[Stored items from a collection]
━━━━━━━━━━

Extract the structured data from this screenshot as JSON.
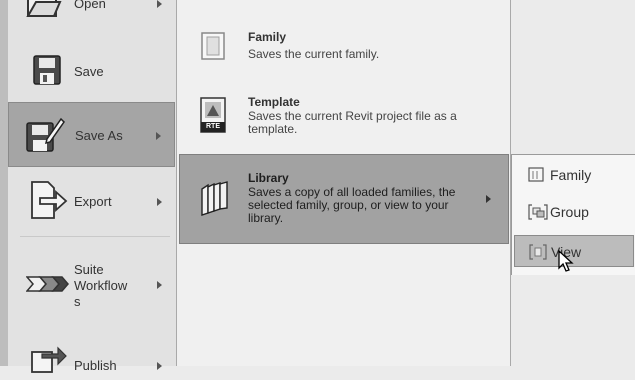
{
  "left_menu": {
    "open_label": "Open",
    "save_label": "Save",
    "save_as_label": "Save As",
    "export_label": "Export",
    "suite_workflows_label": "Suite\nWorkflow\ns",
    "publish_label": "Publish"
  },
  "save_as_menu": {
    "family": {
      "title": "Family",
      "desc": "Saves the current family."
    },
    "template": {
      "title": "Template",
      "desc": "Saves the current Revit project file as a template.",
      "badge": "RTE"
    },
    "library": {
      "title": "Library",
      "desc": "Saves a copy of all loaded families, the selected family, group, or view to your library."
    }
  },
  "library_flyout": {
    "family_label": "Family",
    "group_label": "Group",
    "view_label": "View"
  },
  "icons": {
    "open": "folder-open-icon",
    "save": "floppy-disk-icon",
    "save_as": "floppy-pencil-icon",
    "export": "document-arrow-icon",
    "suite": "chevron-workflow-icon",
    "publish": "publish-icon",
    "family": "family-file-icon",
    "template": "template-file-icon",
    "library": "library-books-icon",
    "cursor": "mouse-pointer-icon"
  }
}
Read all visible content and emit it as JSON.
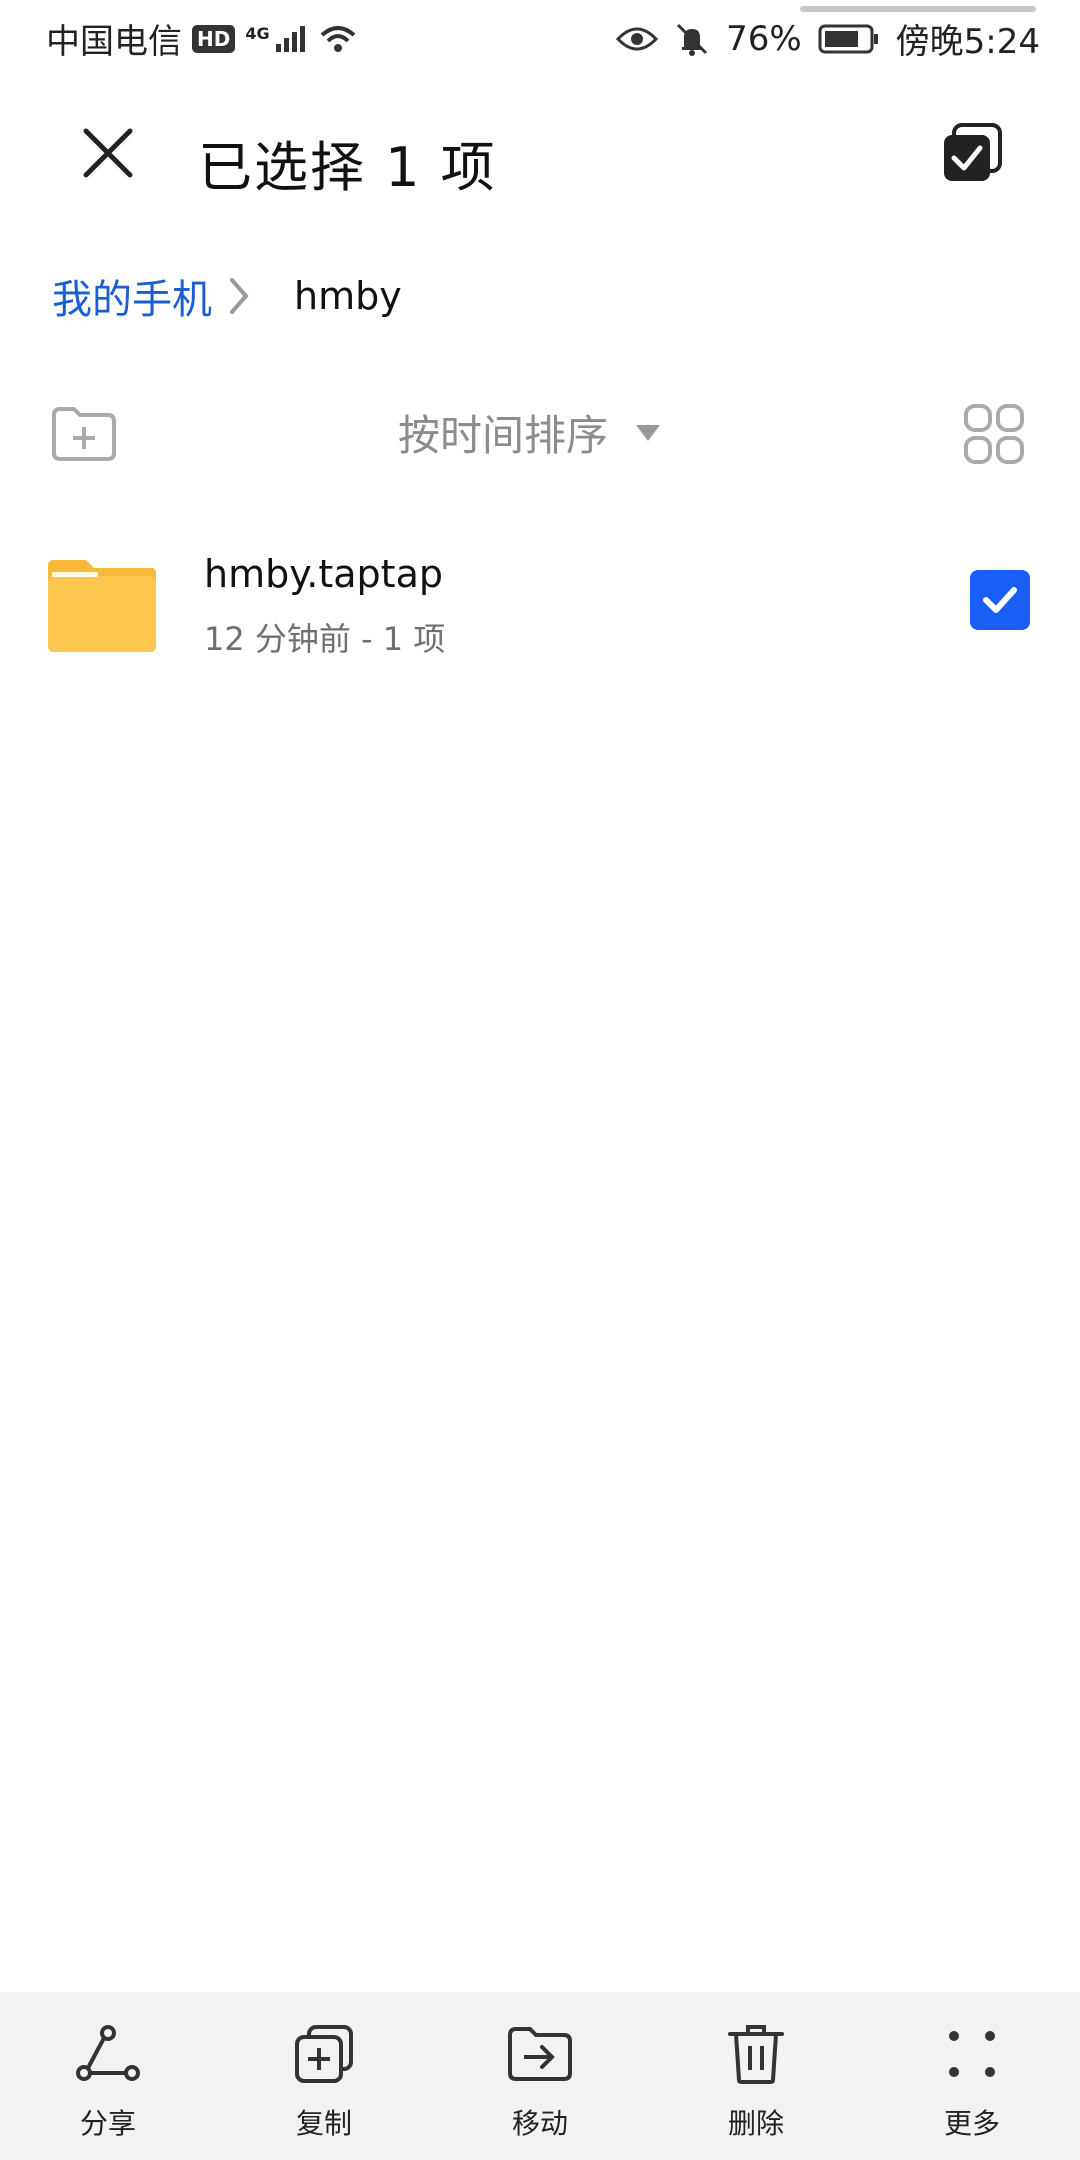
{
  "status_bar": {
    "carrier": "中国电信",
    "hd": "HD",
    "network": "4G",
    "battery": "76%",
    "time": "傍晚5:24"
  },
  "header": {
    "title": "已选择 1 项",
    "close_icon": "close-icon",
    "select_all_icon": "select-all-icon"
  },
  "breadcrumb": {
    "root": "我的手机",
    "current": "hmby"
  },
  "toolbar": {
    "sort_label": "按时间排序",
    "new_folder_icon": "new-folder-icon",
    "grid_view_icon": "grid-view-icon"
  },
  "files": [
    {
      "name": "hmby.taptap",
      "meta": "12 分钟前 - 1 项",
      "selected": true
    }
  ],
  "bottom_bar": {
    "items": [
      {
        "label": "分享",
        "icon": "share-icon"
      },
      {
        "label": "复制",
        "icon": "copy-icon"
      },
      {
        "label": "移动",
        "icon": "move-icon"
      },
      {
        "label": "删除",
        "icon": "delete-icon"
      },
      {
        "label": "更多",
        "icon": "more-icon"
      }
    ]
  },
  "colors": {
    "accent": "#1a5fd0",
    "checkbox": "#1a5ff5",
    "folder": "#fdc74f",
    "bottom_bar_bg": "#f2f2f2"
  }
}
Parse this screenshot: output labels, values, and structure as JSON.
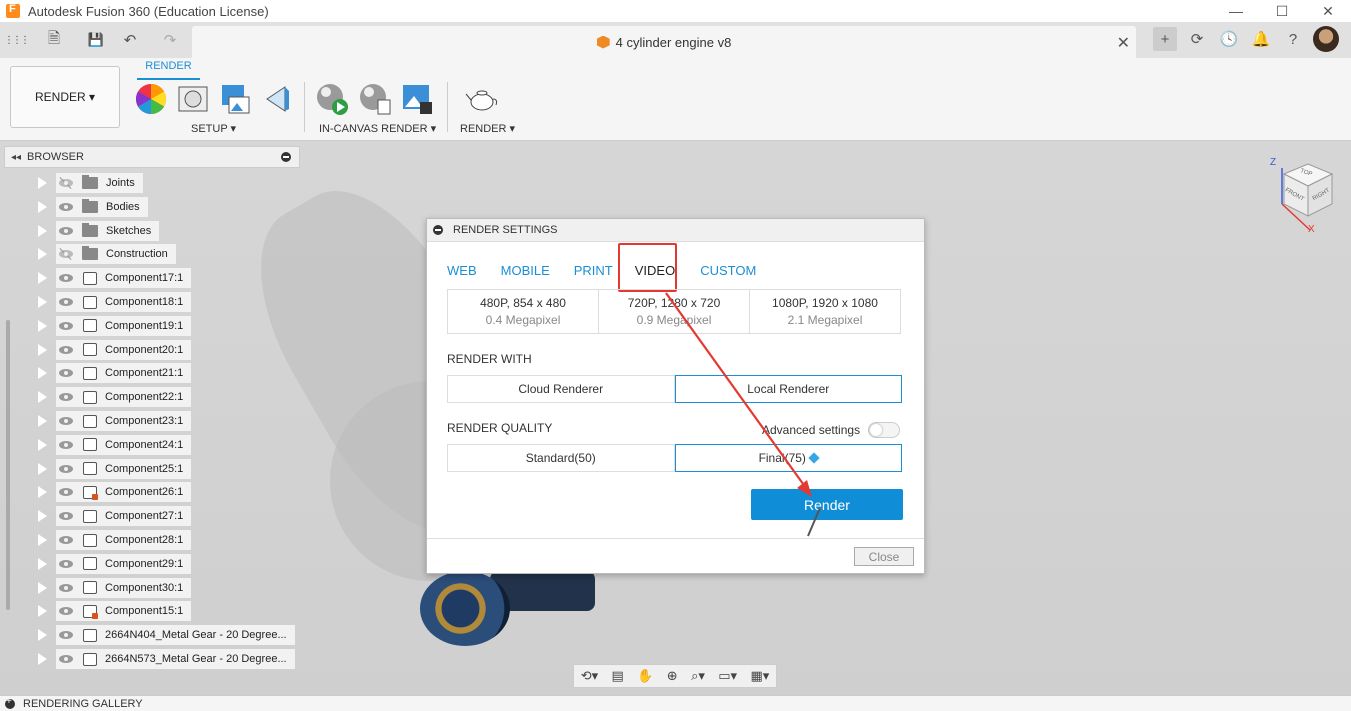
{
  "app": {
    "title": "Autodesk Fusion 360 (Education License)",
    "window_controls": [
      "—",
      "☐",
      "✕"
    ]
  },
  "document": {
    "tab_name": "4 cylinder engine v8",
    "close_glyph": "✕"
  },
  "qat": {
    "grid_icon": "⋮⋮⋮",
    "file_icon": "🗎",
    "save_icon": "💾",
    "undo_icon": "↶",
    "redo_icon": "↷",
    "plus_icon": "+",
    "right_icons": [
      "⟳",
      "🕓",
      "🔔",
      "?"
    ]
  },
  "ribbon": {
    "workspace_label": "RENDER ▾",
    "active_tab": "RENDER",
    "groups": [
      {
        "label": "SETUP ▾"
      },
      {
        "label": "IN-CANVAS RENDER ▾"
      },
      {
        "label": "RENDER ▾"
      }
    ]
  },
  "browser": {
    "title": "BROWSER",
    "collapse_glyph": "◂◂",
    "items": [
      {
        "label": "Joints",
        "kind": "folder",
        "visible": false
      },
      {
        "label": "Bodies",
        "kind": "folder",
        "visible": true
      },
      {
        "label": "Sketches",
        "kind": "folder",
        "visible": true
      },
      {
        "label": "Construction",
        "kind": "folder",
        "visible": false
      },
      {
        "label": "Component17:1",
        "kind": "component",
        "visible": true
      },
      {
        "label": "Component18:1",
        "kind": "component",
        "visible": true
      },
      {
        "label": "Component19:1",
        "kind": "component",
        "visible": true
      },
      {
        "label": "Component20:1",
        "kind": "component",
        "visible": true
      },
      {
        "label": "Component21:1",
        "kind": "component",
        "visible": true
      },
      {
        "label": "Component22:1",
        "kind": "component",
        "visible": true
      },
      {
        "label": "Component23:1",
        "kind": "component",
        "visible": true
      },
      {
        "label": "Component24:1",
        "kind": "component",
        "visible": true
      },
      {
        "label": "Component25:1",
        "kind": "component",
        "visible": true
      },
      {
        "label": "Component26:1",
        "kind": "component-ref",
        "visible": true
      },
      {
        "label": "Component27:1",
        "kind": "component",
        "visible": true
      },
      {
        "label": "Component28:1",
        "kind": "component",
        "visible": true
      },
      {
        "label": "Component29:1",
        "kind": "component",
        "visible": true
      },
      {
        "label": "Component30:1",
        "kind": "component",
        "visible": true
      },
      {
        "label": "Component15:1",
        "kind": "component-ref",
        "visible": true
      },
      {
        "label": "2664N404_Metal Gear - 20 Degree...",
        "kind": "component",
        "visible": true
      },
      {
        "label": "2664N573_Metal Gear - 20 Degree...",
        "kind": "component",
        "visible": true
      }
    ]
  },
  "dialog": {
    "title": "RENDER SETTINGS",
    "tabs": [
      "WEB",
      "MOBILE",
      "PRINT",
      "VIDEO",
      "CUSTOM"
    ],
    "active_tab": "VIDEO",
    "resolutions": [
      {
        "main": "480P, 854 x 480",
        "sub": "0.4 Megapixel"
      },
      {
        "main": "720P, 1280 x 720",
        "sub": "0.9 Megapixel"
      },
      {
        "main": "1080P, 1920 x 1080",
        "sub": "2.1 Megapixel"
      }
    ],
    "render_with_label": "RENDER WITH",
    "render_with_options": [
      "Cloud Renderer",
      "Local Renderer"
    ],
    "render_with_selected": "Local Renderer",
    "render_quality_label": "RENDER QUALITY",
    "advanced_label": "Advanced settings",
    "quality_options": [
      "Standard(50)",
      "Final(75)"
    ],
    "quality_selected": "Final(75)",
    "render_button": "Render",
    "close_button": "Close"
  },
  "viewcube": {
    "z": "Z",
    "x": "X",
    "top": "TOP",
    "front": "FRONT",
    "right": "RIGHT"
  },
  "gallery": {
    "label": "RENDERING GALLERY"
  },
  "colors": {
    "accent": "#1a8fd6",
    "render_button": "#0f8dd6",
    "annotation": "#e23a32"
  }
}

━━━━━━━━━━

Leave out the pictures and retype every line above exactly.

Extract the structured data from this screenshot as JSON.
{
  "left_menu": {
    "open_label": "Open",
    "save_label": "Save",
    "save_as_label": "Save As",
    "export_label": "Export",
    "suite_workflows_label": "Suite\nWorkflow\ns",
    "publish_label": "Publish"
  },
  "save_as_menu": {
    "family": {
      "title": "Family",
      "desc": "Saves the current family."
    },
    "template": {
      "title": "Template",
      "desc": "Saves the current Revit project file as a template.",
      "badge": "RTE"
    },
    "library": {
      "title": "Library",
      "desc": "Saves a copy of all loaded families, the selected family, group, or view to your library."
    }
  },
  "library_flyout": {
    "family_label": "Family",
    "group_label": "Group",
    "view_label": "View"
  },
  "icons": {
    "open": "folder-open-icon",
    "save": "floppy-disk-icon",
    "save_as": "floppy-pencil-icon",
    "export": "document-arrow-icon",
    "suite": "chevron-workflow-icon",
    "publish": "publish-icon",
    "family": "family-file-icon",
    "template": "template-file-icon",
    "library": "library-books-icon",
    "cursor": "mouse-pointer-icon"
  }
}
Read all visible content and emit it as JSON.
{
  "status_bar": {
    "carrier": "中国电信",
    "hd": "HD",
    "network": "4G",
    "battery": "76%",
    "time": "傍晚5:24"
  },
  "header": {
    "title": "已选择 1 项",
    "close_icon": "close-icon",
    "select_all_icon": "select-all-icon"
  },
  "breadcrumb": {
    "root": "我的手机",
    "current": "hmby"
  },
  "toolbar": {
    "sort_label": "按时间排序",
    "new_folder_icon": "new-folder-icon",
    "grid_view_icon": "grid-view-icon"
  },
  "files": [
    {
      "name": "hmby.taptap",
      "meta": "12 分钟前 - 1 项",
      "selected": true
    }
  ],
  "bottom_bar": {
    "items": [
      {
        "label": "分享",
        "icon": "share-icon"
      },
      {
        "label": "复制",
        "icon": "copy-icon"
      },
      {
        "label": "移动",
        "icon": "move-icon"
      },
      {
        "label": "删除",
        "icon": "delete-icon"
      },
      {
        "label": "更多",
        "icon": "more-icon"
      }
    ]
  },
  "colors": {
    "accent": "#1a5fd0",
    "checkbox": "#1a5ff5",
    "folder": "#fdc74f",
    "bottom_bar_bg": "#f2f2f2"
  }
}
Parse this screenshot: output labels, values, and structure as JSON.
{
  "app": {
    "title": "Autodesk Fusion 360 (Education License)",
    "window_controls": [
      "—",
      "☐",
      "✕"
    ]
  },
  "document": {
    "tab_name": "4 cylinder engine v8",
    "close_glyph": "✕"
  },
  "qat": {
    "grid_icon": "⋮⋮⋮",
    "file_icon": "🗎",
    "save_icon": "💾",
    "undo_icon": "↶",
    "redo_icon": "↷",
    "plus_icon": "+",
    "right_icons": [
      "⟳",
      "🕓",
      "🔔",
      "?"
    ]
  },
  "ribbon": {
    "workspace_label": "RENDER ▾",
    "active_tab": "RENDER",
    "groups": [
      {
        "label": "SETUP ▾"
      },
      {
        "label": "IN-CANVAS RENDER ▾"
      },
      {
        "label": "RENDER ▾"
      }
    ]
  },
  "browser": {
    "title": "BROWSER",
    "collapse_glyph": "◂◂",
    "items": [
      {
        "label": "Joints",
        "kind": "folder",
        "visible": false
      },
      {
        "label": "Bodies",
        "kind": "folder",
        "visible": true
      },
      {
        "label": "Sketches",
        "kind": "folder",
        "visible": true
      },
      {
        "label": "Construction",
        "kind": "folder",
        "visible": false
      },
      {
        "label": "Component17:1",
        "kind": "component",
        "visible": true
      },
      {
        "label": "Component18:1",
        "kind": "component",
        "visible": true
      },
      {
        "label": "Component19:1",
        "kind": "component",
        "visible": true
      },
      {
        "label": "Component20:1",
        "kind": "component",
        "visible": true
      },
      {
        "label": "Component21:1",
        "kind": "component",
        "visible": true
      },
      {
        "label": "Component22:1",
        "kind": "component",
        "visible": true
      },
      {
        "label": "Component23:1",
        "kind": "component",
        "visible": true
      },
      {
        "label": "Component24:1",
        "kind": "component",
        "visible": true
      },
      {
        "label": "Component25:1",
        "kind": "component",
        "visible": true
      },
      {
        "label": "Component26:1",
        "kind": "component-ref",
        "visible": true
      },
      {
        "label": "Component27:1",
        "kind": "component",
        "visible": true
      },
      {
        "label": "Component28:1",
        "kind": "component",
        "visible": true
      },
      {
        "label": "Component29:1",
        "kind": "component",
        "visible": true
      },
      {
        "label": "Component30:1",
        "kind": "component",
        "visible": true
      },
      {
        "label": "Component15:1",
        "kind": "component-ref",
        "visible": true
      },
      {
        "label": "2664N404_Metal Gear - 20 Degree...",
        "kind": "component",
        "visible": true
      },
      {
        "label": "2664N573_Metal Gear - 20 Degree...",
        "kind": "component",
        "visible": true
      }
    ]
  },
  "dialog": {
    "title": "RENDER SETTINGS",
    "tabs": [
      "WEB",
      "MOBILE",
      "PRINT",
      "VIDEO",
      "CUSTOM"
    ],
    "active_tab": "VIDEO",
    "resolutions": [
      {
        "main": "480P, 854 x 480",
        "sub": "0.4 Megapixel"
      },
      {
        "main": "720P, 1280 x 720",
        "sub": "0.9 Megapixel"
      },
      {
        "main": "1080P, 1920 x 1080",
        "sub": "2.1 Megapixel"
      }
    ],
    "render_with_label": "RENDER WITH",
    "render_with_options": [
      "Cloud Renderer",
      "Local Renderer"
    ],
    "render_with_selected": "Local Renderer",
    "render_quality_label": "RENDER QUALITY",
    "advanced_label": "Advanced settings",
    "quality_options": [
      "Standard(50)",
      "Final(75)"
    ],
    "quality_selected": "Final(75)",
    "render_button": "Render",
    "close_button": "Close"
  },
  "viewcube": {
    "z": "Z",
    "x": "X",
    "top": "TOP",
    "front": "FRONT",
    "right": "RIGHT"
  },
  "gallery": {
    "label": "RENDERING GALLERY"
  },
  "colors": {
    "accent": "#1a8fd6",
    "render_button": "#0f8dd6",
    "annotation": "#e23a32"
  }
}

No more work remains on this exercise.